Stored data
━━━━━━━━━━━━━━━━━━━━━━━━━━━━━━
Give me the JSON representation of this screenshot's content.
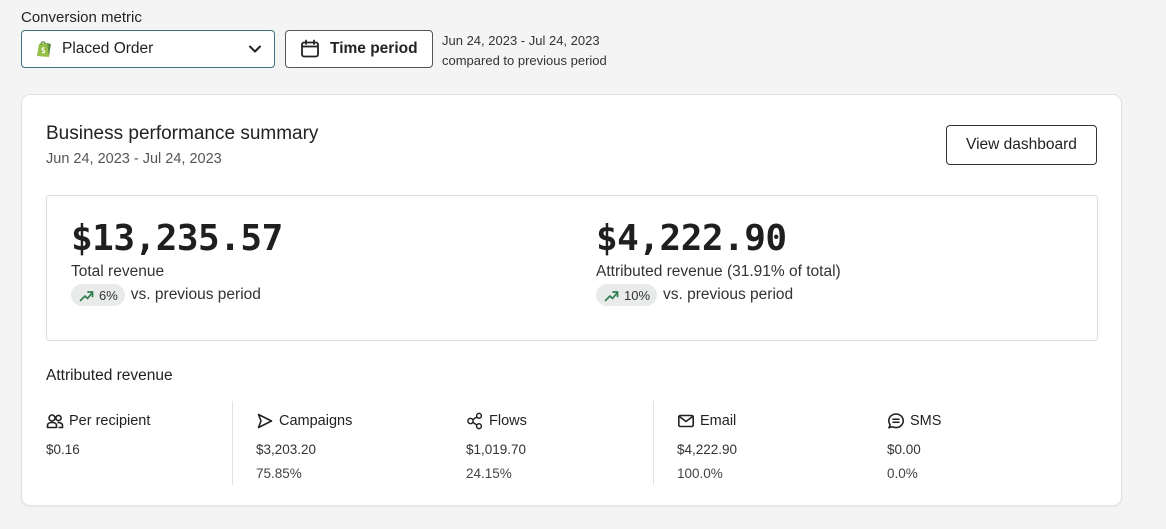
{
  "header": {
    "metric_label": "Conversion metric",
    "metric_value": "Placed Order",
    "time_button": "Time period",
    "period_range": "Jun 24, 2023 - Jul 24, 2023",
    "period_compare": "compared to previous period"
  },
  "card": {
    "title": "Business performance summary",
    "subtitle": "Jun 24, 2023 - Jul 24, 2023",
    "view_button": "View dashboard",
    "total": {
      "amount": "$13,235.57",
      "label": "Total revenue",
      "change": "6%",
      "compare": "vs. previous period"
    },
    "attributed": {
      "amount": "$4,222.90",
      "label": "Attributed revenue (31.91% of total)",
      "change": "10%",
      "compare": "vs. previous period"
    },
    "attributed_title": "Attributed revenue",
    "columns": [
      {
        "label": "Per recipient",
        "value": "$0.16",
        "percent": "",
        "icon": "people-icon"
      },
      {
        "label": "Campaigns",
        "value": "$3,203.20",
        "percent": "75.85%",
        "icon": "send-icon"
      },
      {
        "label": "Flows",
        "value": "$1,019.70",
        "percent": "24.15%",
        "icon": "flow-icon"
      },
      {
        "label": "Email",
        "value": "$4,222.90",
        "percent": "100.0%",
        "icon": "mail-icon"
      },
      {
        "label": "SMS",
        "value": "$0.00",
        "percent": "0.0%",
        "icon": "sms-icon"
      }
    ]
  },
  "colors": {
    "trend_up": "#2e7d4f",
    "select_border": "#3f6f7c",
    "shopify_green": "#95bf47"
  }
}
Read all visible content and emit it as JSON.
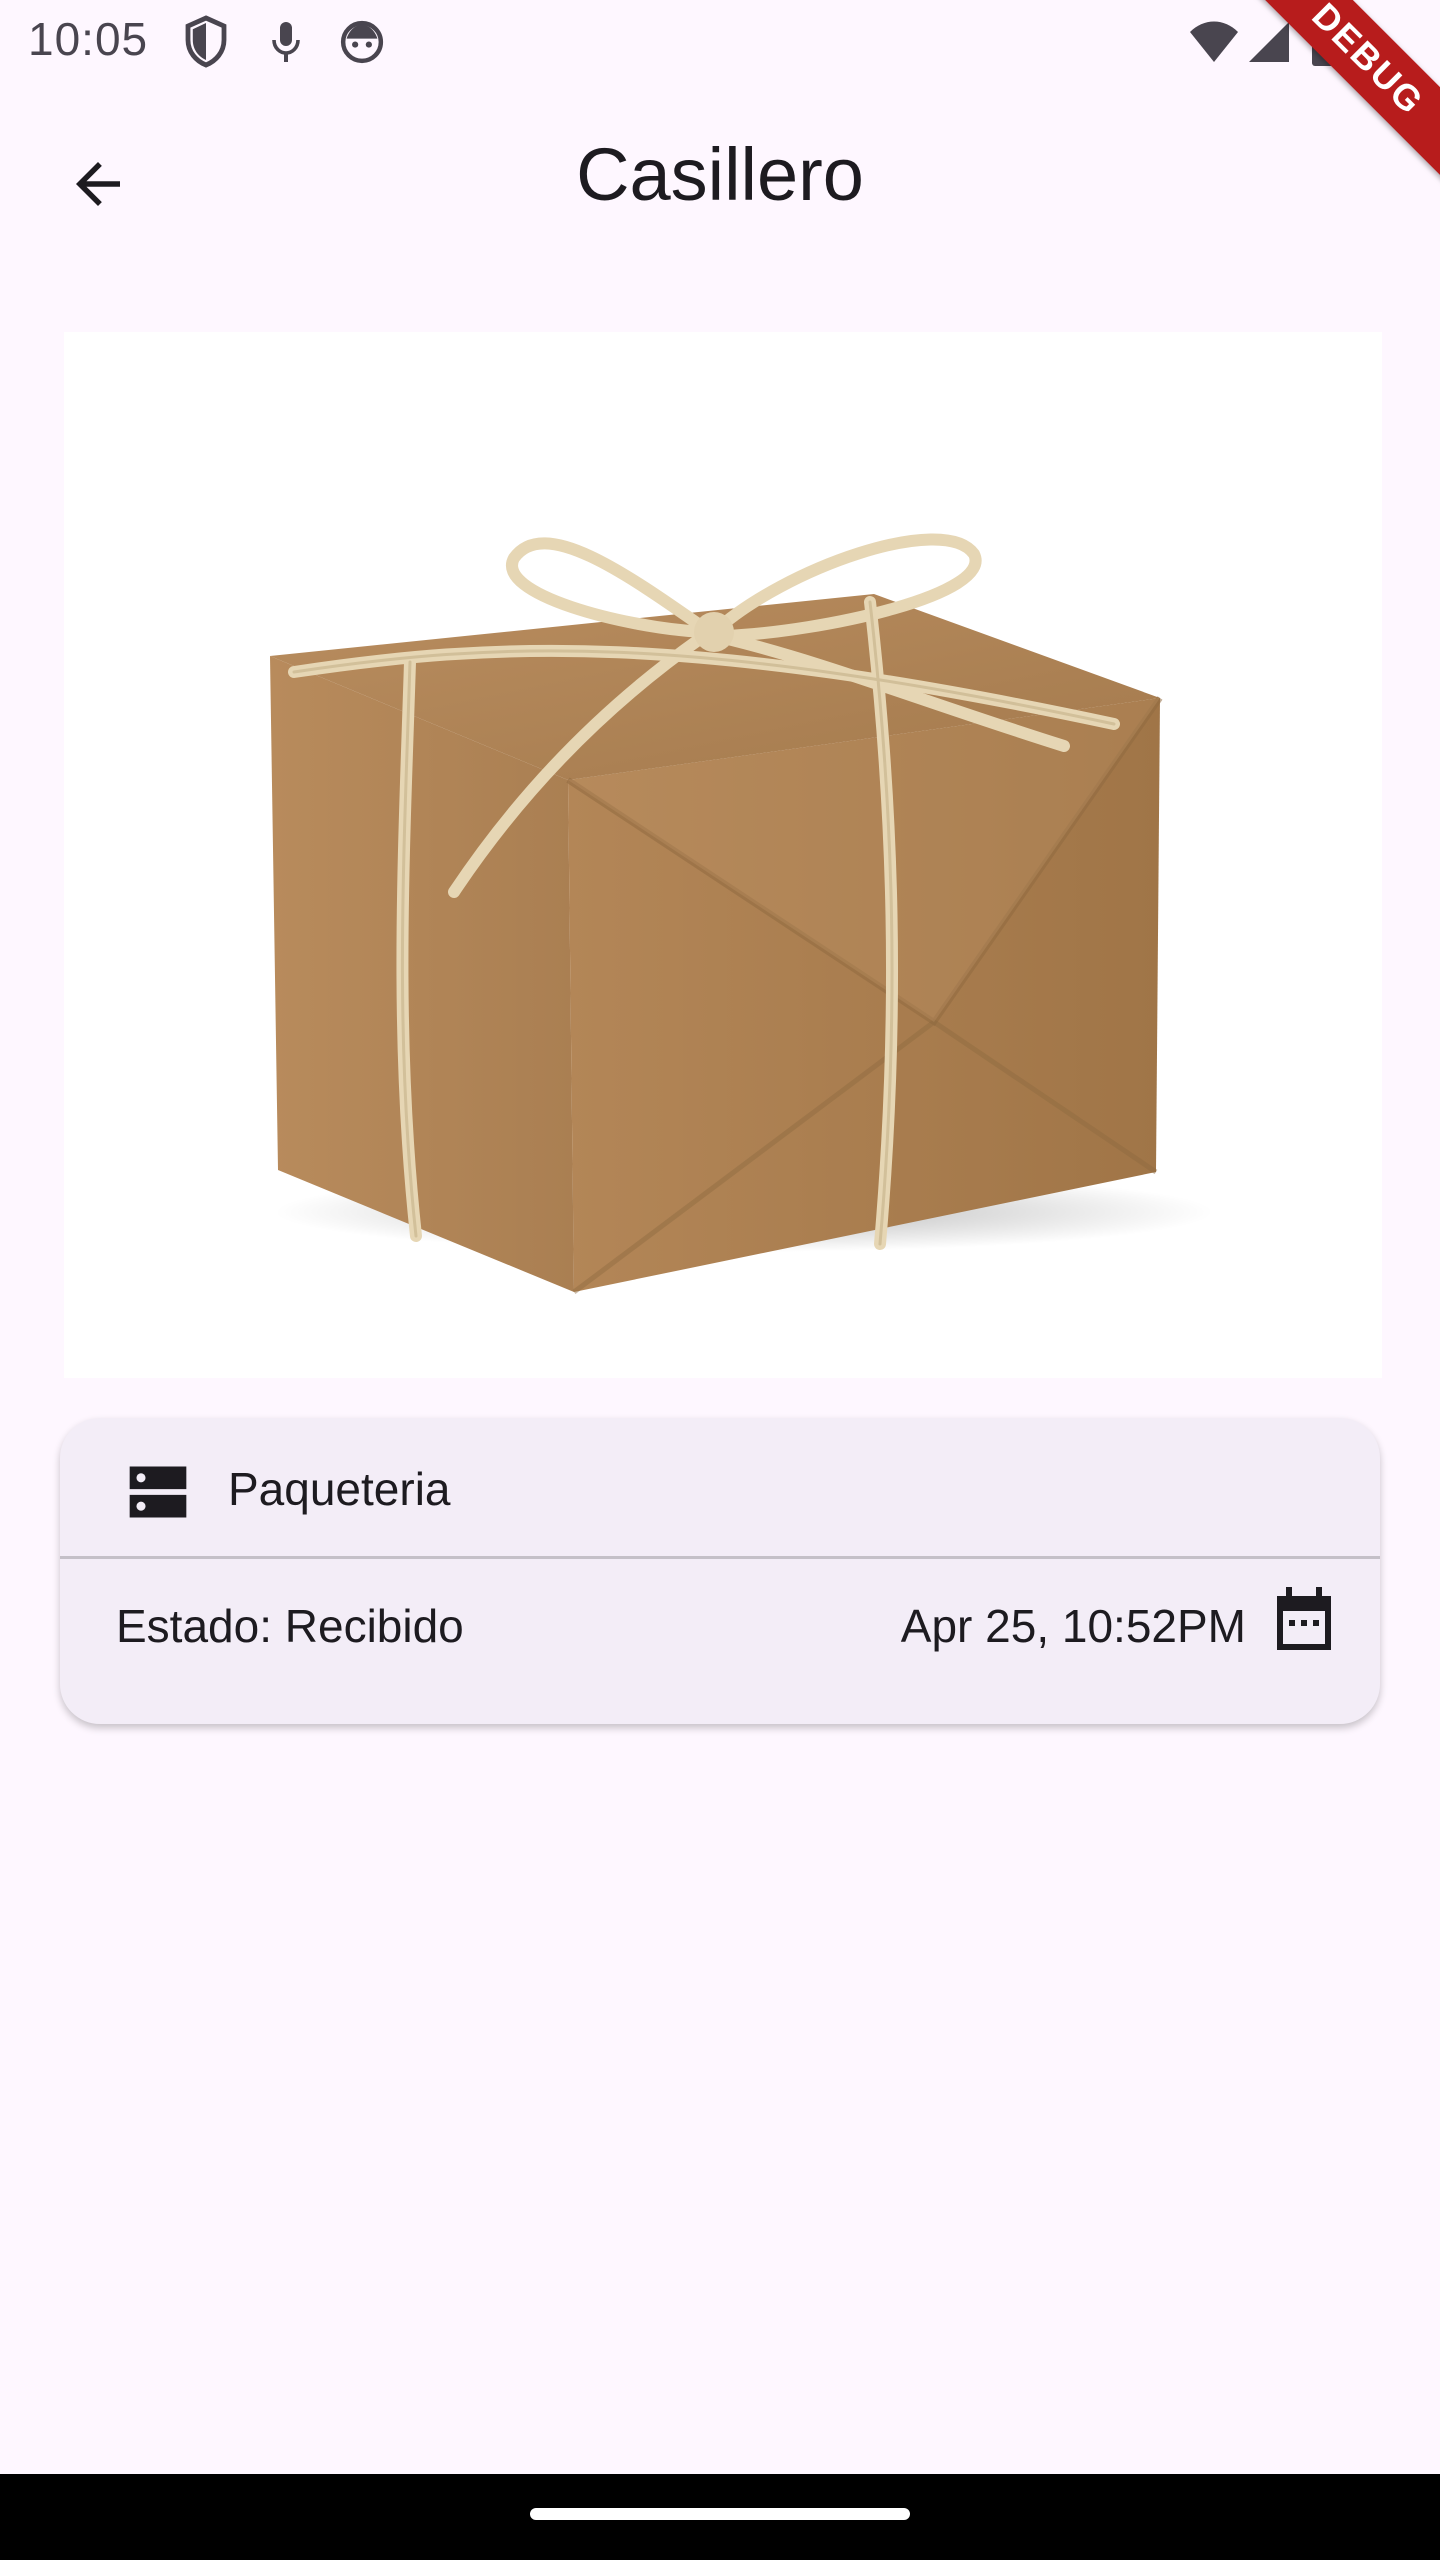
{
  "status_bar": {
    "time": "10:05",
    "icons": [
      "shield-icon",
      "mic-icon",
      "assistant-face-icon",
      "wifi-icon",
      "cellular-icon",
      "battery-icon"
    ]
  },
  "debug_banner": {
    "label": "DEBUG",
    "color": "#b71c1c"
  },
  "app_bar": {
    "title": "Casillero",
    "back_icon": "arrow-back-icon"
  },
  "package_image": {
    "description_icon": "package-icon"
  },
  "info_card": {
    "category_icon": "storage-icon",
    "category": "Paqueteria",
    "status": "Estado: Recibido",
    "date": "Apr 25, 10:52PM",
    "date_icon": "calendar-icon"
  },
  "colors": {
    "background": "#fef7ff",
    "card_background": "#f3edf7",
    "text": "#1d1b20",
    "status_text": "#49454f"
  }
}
━━━━━━━━━━━━━━━━━━━━━━━━━━━━━━
» What is being asked: Transcribe the records word for word and include no pictures.

» Solution for this exercise:
Give me the JSON representation of this screenshot's content.
{
  "header": {
    "metric_label": "Conversion metric",
    "metric_value": "Placed Order",
    "time_button": "Time period",
    "period_range": "Jun 24, 2023 - Jul 24, 2023",
    "period_compare": "compared to previous period"
  },
  "card": {
    "title": "Business performance summary",
    "subtitle": "Jun 24, 2023 - Jul 24, 2023",
    "view_button": "View dashboard",
    "total": {
      "amount": "$13,235.57",
      "label": "Total revenue",
      "change": "6%",
      "compare": "vs. previous period"
    },
    "attributed": {
      "amount": "$4,222.90",
      "label": "Attributed revenue (31.91% of total)",
      "change": "10%",
      "compare": "vs. previous period"
    },
    "attributed_title": "Attributed revenue",
    "columns": [
      {
        "label": "Per recipient",
        "value": "$0.16",
        "percent": "",
        "icon": "people-icon"
      },
      {
        "label": "Campaigns",
        "value": "$3,203.20",
        "percent": "75.85%",
        "icon": "send-icon"
      },
      {
        "label": "Flows",
        "value": "$1,019.70",
        "percent": "24.15%",
        "icon": "flow-icon"
      },
      {
        "label": "Email",
        "value": "$4,222.90",
        "percent": "100.0%",
        "icon": "mail-icon"
      },
      {
        "label": "SMS",
        "value": "$0.00",
        "percent": "0.0%",
        "icon": "sms-icon"
      }
    ]
  },
  "colors": {
    "trend_up": "#2e7d4f",
    "select_border": "#3f6f7c",
    "shopify_green": "#95bf47"
  }
}
Read all visible content and emit it as JSON.
{
  "status_bar": {
    "time": "10:05",
    "icons": [
      "shield-icon",
      "mic-icon",
      "assistant-face-icon",
      "wifi-icon",
      "cellular-icon",
      "battery-icon"
    ]
  },
  "debug_banner": {
    "label": "DEBUG",
    "color": "#b71c1c"
  },
  "app_bar": {
    "title": "Casillero",
    "back_icon": "arrow-back-icon"
  },
  "package_image": {
    "description_icon": "package-icon"
  },
  "info_card": {
    "category_icon": "storage-icon",
    "category": "Paqueteria",
    "status": "Estado: Recibido",
    "date": "Apr 25, 10:52PM",
    "date_icon": "calendar-icon"
  },
  "colors": {
    "background": "#fef7ff",
    "card_background": "#f3edf7",
    "text": "#1d1b20",
    "status_text": "#49454f"
  }
}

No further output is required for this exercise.